#### Items

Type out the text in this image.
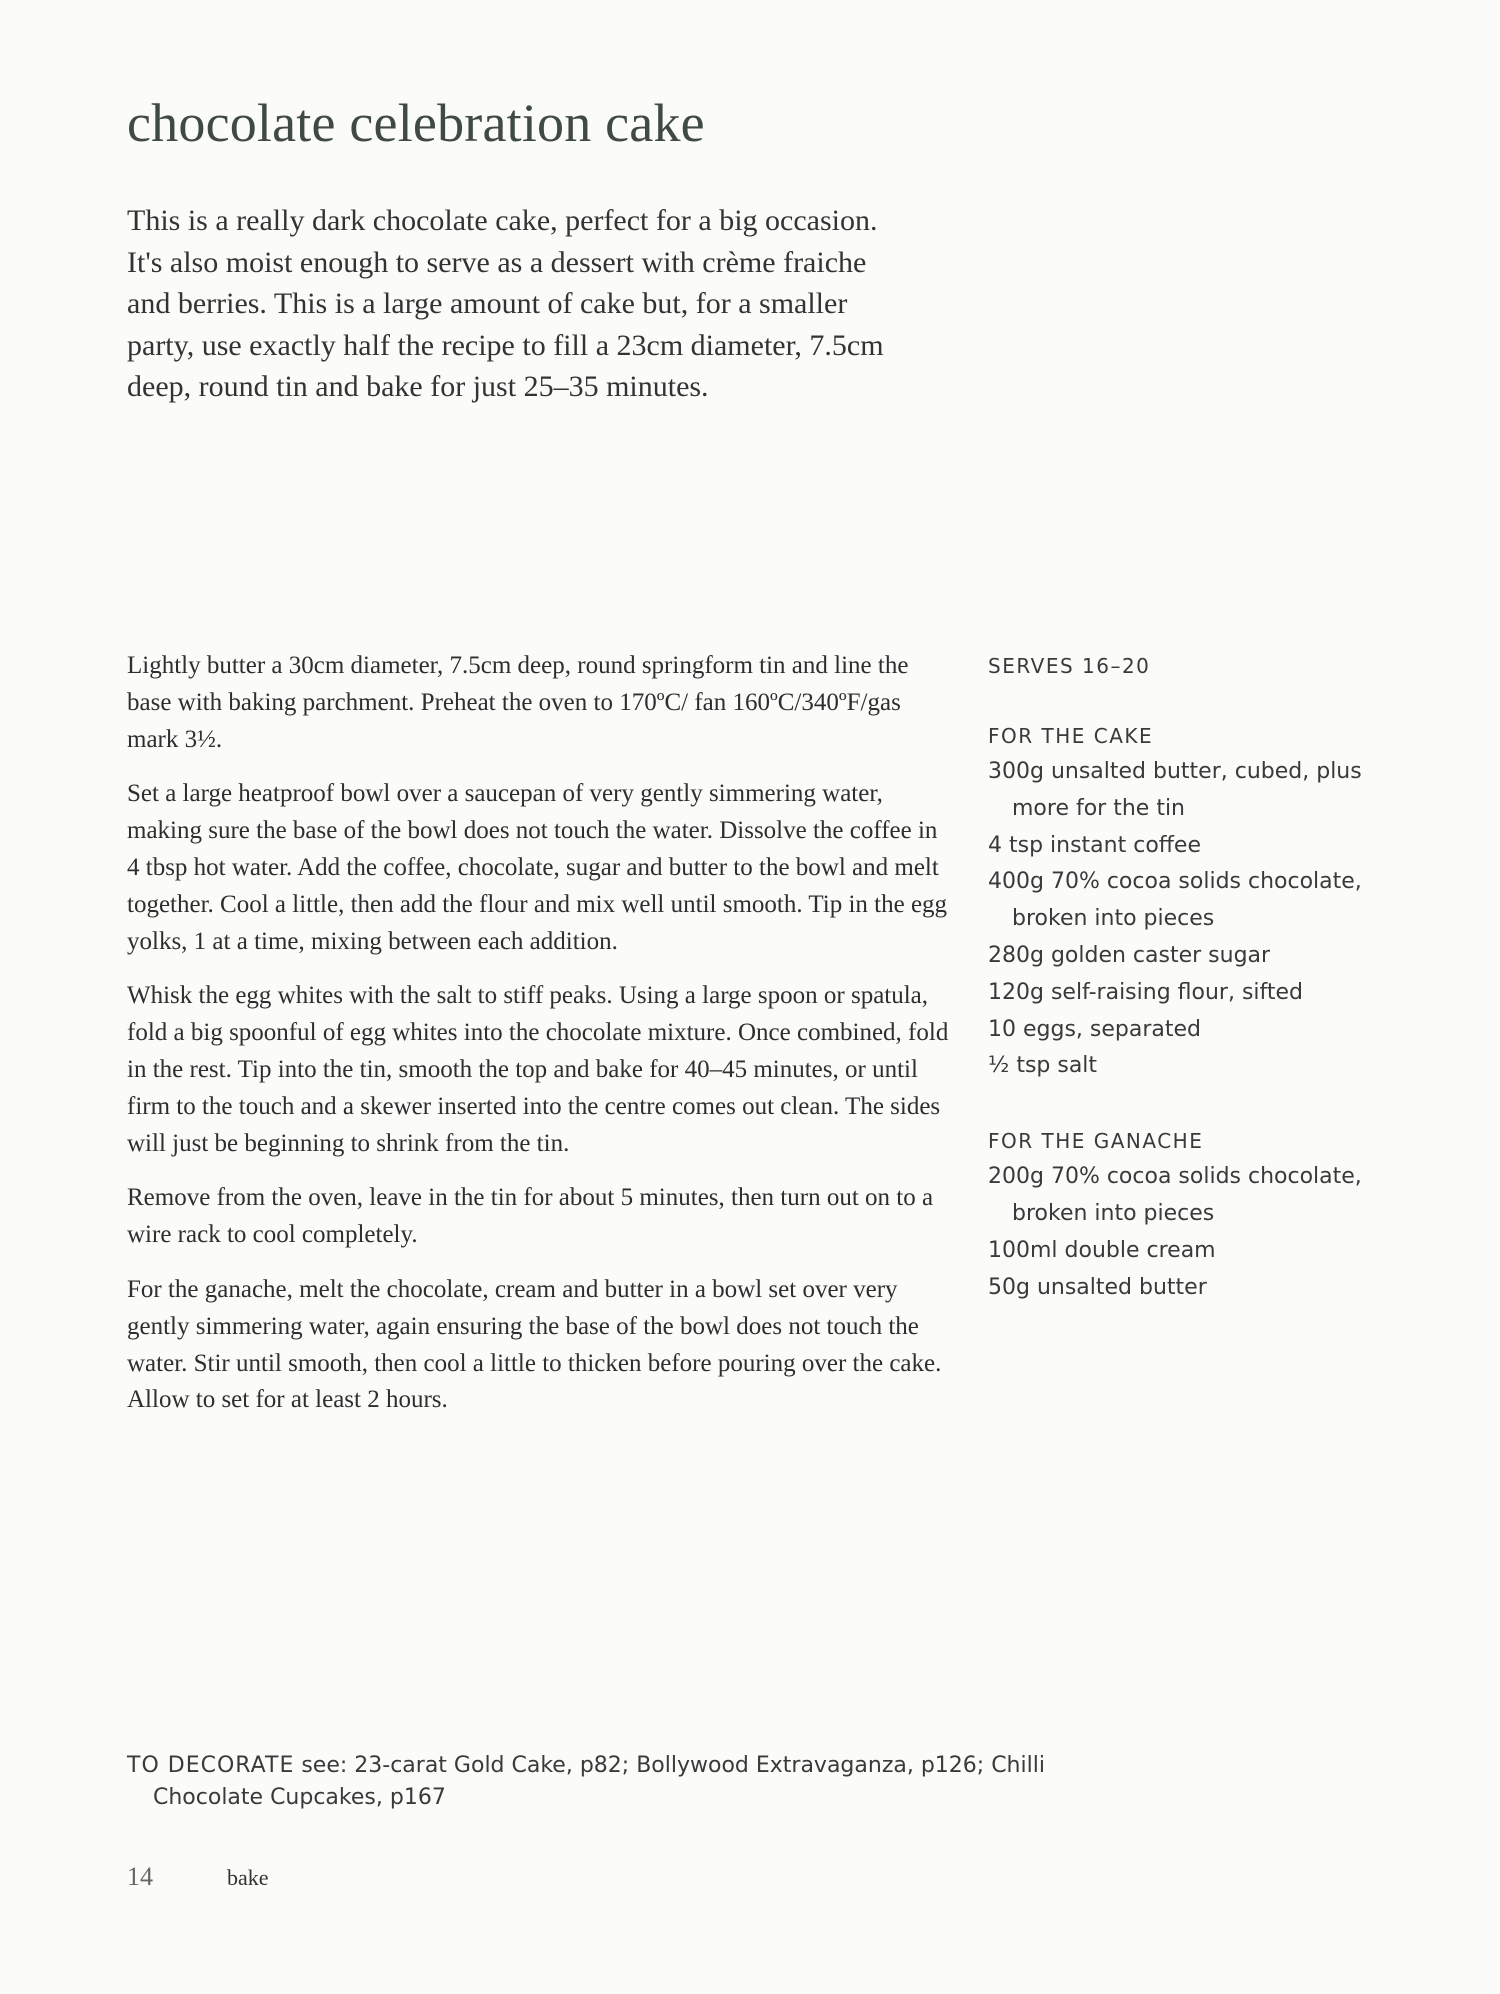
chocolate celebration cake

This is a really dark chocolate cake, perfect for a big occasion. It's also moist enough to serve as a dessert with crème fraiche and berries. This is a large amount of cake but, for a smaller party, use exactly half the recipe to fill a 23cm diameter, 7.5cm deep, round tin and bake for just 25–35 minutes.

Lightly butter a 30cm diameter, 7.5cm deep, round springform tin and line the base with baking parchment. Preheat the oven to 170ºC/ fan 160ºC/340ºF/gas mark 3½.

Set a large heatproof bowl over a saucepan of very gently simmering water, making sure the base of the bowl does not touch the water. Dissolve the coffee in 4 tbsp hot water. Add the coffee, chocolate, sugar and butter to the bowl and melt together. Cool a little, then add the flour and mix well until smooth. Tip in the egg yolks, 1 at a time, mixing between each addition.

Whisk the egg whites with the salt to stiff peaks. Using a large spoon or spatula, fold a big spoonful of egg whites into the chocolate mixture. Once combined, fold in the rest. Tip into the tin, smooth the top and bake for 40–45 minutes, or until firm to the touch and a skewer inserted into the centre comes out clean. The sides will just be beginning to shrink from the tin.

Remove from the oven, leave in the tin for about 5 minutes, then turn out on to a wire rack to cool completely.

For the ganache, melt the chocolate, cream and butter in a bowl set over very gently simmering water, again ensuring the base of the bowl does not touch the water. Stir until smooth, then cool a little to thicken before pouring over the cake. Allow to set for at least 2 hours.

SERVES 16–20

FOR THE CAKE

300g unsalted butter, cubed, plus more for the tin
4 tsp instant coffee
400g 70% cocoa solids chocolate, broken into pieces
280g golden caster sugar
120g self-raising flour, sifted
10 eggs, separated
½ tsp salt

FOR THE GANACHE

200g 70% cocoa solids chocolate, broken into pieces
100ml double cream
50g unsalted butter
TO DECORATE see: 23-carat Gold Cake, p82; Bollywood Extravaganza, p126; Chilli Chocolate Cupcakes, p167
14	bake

########

▶ What to work on:
From the entries above, list each line with "round" in it.

▶ Result for this task:
This is a really dark chocolate cake, perfect for a big occasion. It's also moist enough to serve as a dessert with crème fraiche and berries. This is a large amount of cake but, for a smaller party, use exactly half the recipe to fill a 23cm diameter, 7.5cm deep, round tin and bake for just 25–35 minutes.
Lightly butter a 30cm diameter, 7.5cm deep, round springform tin and line the base with baking parchment. Preheat the oven to 170ºC/ fan 160ºC/340ºF/gas mark 3½.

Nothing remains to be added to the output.